- _What you will do_
Extract the full set of records that follows, word for word.

(Items listed in a dataset)
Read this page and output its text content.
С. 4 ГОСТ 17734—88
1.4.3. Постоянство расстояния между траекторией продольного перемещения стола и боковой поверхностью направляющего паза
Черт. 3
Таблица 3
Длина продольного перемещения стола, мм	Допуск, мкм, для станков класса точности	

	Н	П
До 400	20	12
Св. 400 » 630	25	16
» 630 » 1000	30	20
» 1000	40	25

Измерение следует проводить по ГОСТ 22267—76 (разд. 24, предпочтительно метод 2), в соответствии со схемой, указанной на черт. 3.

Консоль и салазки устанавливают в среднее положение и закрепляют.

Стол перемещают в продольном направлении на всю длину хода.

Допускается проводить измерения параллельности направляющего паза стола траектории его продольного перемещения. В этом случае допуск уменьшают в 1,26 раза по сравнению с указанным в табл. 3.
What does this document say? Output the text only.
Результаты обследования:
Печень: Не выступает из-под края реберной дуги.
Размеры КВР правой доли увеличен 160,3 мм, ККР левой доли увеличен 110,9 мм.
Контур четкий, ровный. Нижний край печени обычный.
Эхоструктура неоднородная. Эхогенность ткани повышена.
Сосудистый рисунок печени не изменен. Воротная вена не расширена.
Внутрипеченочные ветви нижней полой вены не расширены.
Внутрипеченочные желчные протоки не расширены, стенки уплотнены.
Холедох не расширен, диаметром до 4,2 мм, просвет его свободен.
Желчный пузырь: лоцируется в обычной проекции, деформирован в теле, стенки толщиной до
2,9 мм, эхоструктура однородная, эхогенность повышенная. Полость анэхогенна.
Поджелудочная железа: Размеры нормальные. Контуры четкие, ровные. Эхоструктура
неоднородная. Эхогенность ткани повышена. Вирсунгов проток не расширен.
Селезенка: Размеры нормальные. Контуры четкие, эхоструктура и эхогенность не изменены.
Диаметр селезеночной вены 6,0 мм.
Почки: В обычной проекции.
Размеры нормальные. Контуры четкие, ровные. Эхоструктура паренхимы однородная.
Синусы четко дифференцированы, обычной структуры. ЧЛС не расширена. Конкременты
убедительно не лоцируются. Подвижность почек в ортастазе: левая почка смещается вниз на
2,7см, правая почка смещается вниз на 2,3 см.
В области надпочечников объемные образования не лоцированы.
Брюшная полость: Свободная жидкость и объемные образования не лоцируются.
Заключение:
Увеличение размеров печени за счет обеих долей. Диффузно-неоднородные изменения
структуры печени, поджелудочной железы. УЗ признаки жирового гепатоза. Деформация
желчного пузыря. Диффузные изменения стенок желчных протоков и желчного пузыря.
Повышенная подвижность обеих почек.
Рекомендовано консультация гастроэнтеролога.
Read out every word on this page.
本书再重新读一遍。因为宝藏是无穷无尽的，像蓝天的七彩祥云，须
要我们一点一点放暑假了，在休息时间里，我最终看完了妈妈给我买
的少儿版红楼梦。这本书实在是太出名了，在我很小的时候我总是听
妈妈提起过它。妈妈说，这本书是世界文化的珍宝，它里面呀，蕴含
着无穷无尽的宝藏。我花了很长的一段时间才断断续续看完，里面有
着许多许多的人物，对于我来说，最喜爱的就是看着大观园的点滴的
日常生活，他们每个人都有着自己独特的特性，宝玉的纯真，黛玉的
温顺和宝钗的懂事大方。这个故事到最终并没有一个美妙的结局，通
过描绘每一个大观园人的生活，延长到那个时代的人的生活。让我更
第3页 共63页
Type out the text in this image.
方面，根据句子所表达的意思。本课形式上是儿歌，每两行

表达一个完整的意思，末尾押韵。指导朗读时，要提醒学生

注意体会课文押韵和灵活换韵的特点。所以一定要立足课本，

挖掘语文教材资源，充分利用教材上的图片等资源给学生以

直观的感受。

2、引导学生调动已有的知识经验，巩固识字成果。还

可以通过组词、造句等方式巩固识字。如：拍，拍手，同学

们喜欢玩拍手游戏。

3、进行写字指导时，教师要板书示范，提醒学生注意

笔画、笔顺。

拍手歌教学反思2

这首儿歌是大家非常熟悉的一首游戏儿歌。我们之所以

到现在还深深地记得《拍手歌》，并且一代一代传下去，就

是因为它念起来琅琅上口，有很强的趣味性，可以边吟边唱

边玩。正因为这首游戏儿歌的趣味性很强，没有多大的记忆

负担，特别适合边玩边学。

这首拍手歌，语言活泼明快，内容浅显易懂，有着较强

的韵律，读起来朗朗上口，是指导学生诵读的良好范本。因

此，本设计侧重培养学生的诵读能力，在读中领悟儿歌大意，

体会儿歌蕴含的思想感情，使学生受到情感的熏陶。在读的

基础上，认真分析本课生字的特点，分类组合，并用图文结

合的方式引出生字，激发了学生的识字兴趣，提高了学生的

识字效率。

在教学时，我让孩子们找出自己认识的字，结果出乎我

- _Exercise result_
Read this page and output its text content.
С. 4 ГОСТ 17734—88
1.4.3. Постоянство расстояния между траекторией продольного перемещения стола и боковой поверхностью направляющего паза
Черт. 3
Таблица 3
Длина продольного перемещения стола, мм	Допуск, мкм, для станков класса точности	

	Н	П
До 400	20	12
Св. 400 » 630	25	16
» 630 » 1000	30	20
» 1000	40	25

Измерение следует проводить по ГОСТ 22267—76 (разд. 24, предпочтительно метод 2), в соответствии со схемой, указанной на черт. 3.

Консоль и салазки устанавливают в среднее положение и закрепляют.

Стол перемещают в продольном направлении на всю длину хода.

Допускается проводить измерения параллельности направляющего паза стола траектории его продольного перемещения. В этом случае допуск уменьшают в 1,26 раза по сравнению с указанным в табл. 3.
What does this document say? Output the text only.
Результаты обследования:
Печень: Не выступает из-под края реберной дуги.
Размеры КВР правой доли увеличен 160,3 мм, ККР левой доли увеличен 110,9 мм.
Контур четкий, ровный. Нижний край печени обычный.
Эхоструктура неоднородная. Эхогенность ткани повышена.
Сосудистый рисунок печени не изменен. Воротная вена не расширена.
Внутрипеченочные ветви нижней полой вены не расширены.
Внутрипеченочные желчные протоки не расширены, стенки уплотнены.
Холедох не расширен, диаметром до 4,2 мм, просвет его свободен.
Желчный пузырь: лоцируется в обычной проекции, деформирован в теле, стенки толщиной до
2,9 мм, эхоструктура однородная, эхогенность повышенная. Полость анэхогенна.
Поджелудочная железа: Размеры нормальные. Контуры четкие, ровные. Эхоструктура
неоднородная. Эхогенность ткани повышена. Вирсунгов проток не расширен.
Селезенка: Размеры нормальные. Контуры четкие, эхоструктура и эхогенность не изменены.
Диаметр селезеночной вены 6,0 мм.
Почки: В обычной проекции.
Размеры нормальные. Контуры четкие, ровные. Эхоструктура паренхимы однородная.
Синусы четко дифференцированы, обычной структуры. ЧЛС не расширена. Конкременты
убедительно не лоцируются. Подвижность почек в ортастазе: левая почка смещается вниз на
2,7см, правая почка смещается вниз на 2,3 см.
В области надпочечников объемные образования не лоцированы.
Брюшная полость: Свободная жидкость и объемные образования не лоцируются.
Заключение:
Увеличение размеров печени за счет обеих долей. Диффузно-неоднородные изменения
структуры печени, поджелудочной железы. УЗ признаки жирового гепатоза. Деформация
желчного пузыря. Диффузные изменения стенок желчных протоков и желчного пузыря.
Повышенная подвижность обеих почек.
Рекомендовано консультация гастроэнтеролога.
Read out every word on this page.
本书再重新读一遍。因为宝藏是无穷无尽的，像蓝天的七彩祥云，须
要我们一点一点放暑假了，在休息时间里，我最终看完了妈妈给我买
的少儿版红楼梦。这本书实在是太出名了，在我很小的时候我总是听
妈妈提起过它。妈妈说，这本书是世界文化的珍宝，它里面呀，蕴含
着无穷无尽的宝藏。我花了很长的一段时间才断断续续看完，里面有
着许多许多的人物，对于我来说，最喜爱的就是看着大观园的点滴的
日常生活，他们每个人都有着自己独特的特性，宝玉的纯真，黛玉的
温顺和宝钗的懂事大方。这个故事到最终并没有一个美妙的结局，通
过描绘每一个大观园人的生活，延长到那个时代的人的生活。让我更
第3页 共63页
Type out the text in this image.
方面，根据句子所表达的意思。本课形式上是儿歌，每两行

表达一个完整的意思，末尾押韵。指导朗读时，要提醒学生

注意体会课文押韵和灵活换韵的特点。所以一定要立足课本，

挖掘语文教材资源，充分利用教材上的图片等资源给学生以

直观的感受。

2、引导学生调动已有的知识经验，巩固识字成果。还

可以通过组词、造句等方式巩固识字。如：拍，拍手，同学

们喜欢玩拍手游戏。

3、进行写字指导时，教师要板书示范，提醒学生注意

笔画、笔顺。

拍手歌教学反思2

这首儿歌是大家非常熟悉的一首游戏儿歌。我们之所以

到现在还深深地记得《拍手歌》，并且一代一代传下去，就

是因为它念起来琅琅上口，有很强的趣味性，可以边吟边唱

边玩。正因为这首游戏儿歌的趣味性很强，没有多大的记忆

负担，特别适合边玩边学。

这首拍手歌，语言活泼明快，内容浅显易懂，有着较强

的韵律，读起来朗朗上口，是指导学生诵读的良好范本。因

此，本设计侧重培养学生的诵读能力，在读中领悟儿歌大意，

体会儿歌蕴含的思想感情，使学生受到情感的熏陶。在读的

基础上，认真分析本课生字的特点，分类组合，并用图文结

合的方式引出生字，激发了学生的识字兴趣，提高了学生的

识字效率。

在教学时，我让孩子们找出自己认识的字，结果出乎我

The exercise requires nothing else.